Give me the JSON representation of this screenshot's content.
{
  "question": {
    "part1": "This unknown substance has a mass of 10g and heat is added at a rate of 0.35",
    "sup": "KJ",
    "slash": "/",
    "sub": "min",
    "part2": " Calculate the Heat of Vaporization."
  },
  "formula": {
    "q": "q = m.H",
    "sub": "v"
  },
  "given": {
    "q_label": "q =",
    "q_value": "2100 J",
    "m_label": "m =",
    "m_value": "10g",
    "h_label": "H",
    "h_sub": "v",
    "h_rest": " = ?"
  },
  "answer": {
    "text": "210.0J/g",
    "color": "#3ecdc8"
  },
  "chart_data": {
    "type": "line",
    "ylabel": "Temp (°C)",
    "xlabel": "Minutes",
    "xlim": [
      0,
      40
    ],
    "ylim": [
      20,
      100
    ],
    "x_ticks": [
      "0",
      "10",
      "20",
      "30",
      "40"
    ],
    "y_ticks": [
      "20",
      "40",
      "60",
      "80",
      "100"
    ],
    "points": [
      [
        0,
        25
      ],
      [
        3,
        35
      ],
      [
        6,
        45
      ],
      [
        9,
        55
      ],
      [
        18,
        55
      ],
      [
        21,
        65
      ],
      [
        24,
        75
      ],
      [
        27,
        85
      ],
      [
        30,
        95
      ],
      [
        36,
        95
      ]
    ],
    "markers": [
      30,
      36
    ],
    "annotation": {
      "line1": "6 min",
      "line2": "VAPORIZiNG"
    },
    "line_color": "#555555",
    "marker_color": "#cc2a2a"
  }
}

- - -

* _WHAT TO PRODUCE_
Repeat every line of the records above exactly.

* _EXERCISE RESPONSE_
Give me the JSON representation of this screenshot's content.
{
  "question": {
    "part1": "This unknown substance has a mass of 10g and heat is added at a rate of 0.35",
    "sup": "KJ",
    "slash": "/",
    "sub": "min",
    "part2": " Calculate the Heat of Vaporization."
  },
  "formula": {
    "q": "q = m.H",
    "sub": "v"
  },
  "given": {
    "q_label": "q =",
    "q_value": "2100 J",
    "m_label": "m =",
    "m_value": "10g",
    "h_label": "H",
    "h_sub": "v",
    "h_rest": " = ?"
  },
  "answer": {
    "text": "210.0J/g",
    "color": "#3ecdc8"
  },
  "chart_data": {
    "type": "line",
    "ylabel": "Temp (°C)",
    "xlabel": "Minutes",
    "xlim": [
      0,
      40
    ],
    "ylim": [
      20,
      100
    ],
    "x_ticks": [
      "0",
      "10",
      "20",
      "30",
      "40"
    ],
    "y_ticks": [
      "20",
      "40",
      "60",
      "80",
      "100"
    ],
    "points": [
      [
        0,
        25
      ],
      [
        3,
        35
      ],
      [
        6,
        45
      ],
      [
        9,
        55
      ],
      [
        18,
        55
      ],
      [
        21,
        65
      ],
      [
        24,
        75
      ],
      [
        27,
        85
      ],
      [
        30,
        95
      ],
      [
        36,
        95
      ]
    ],
    "markers": [
      30,
      36
    ],
    "annotation": {
      "line1": "6 min",
      "line2": "VAPORIZiNG"
    },
    "line_color": "#555555",
    "marker_color": "#cc2a2a"
  }
}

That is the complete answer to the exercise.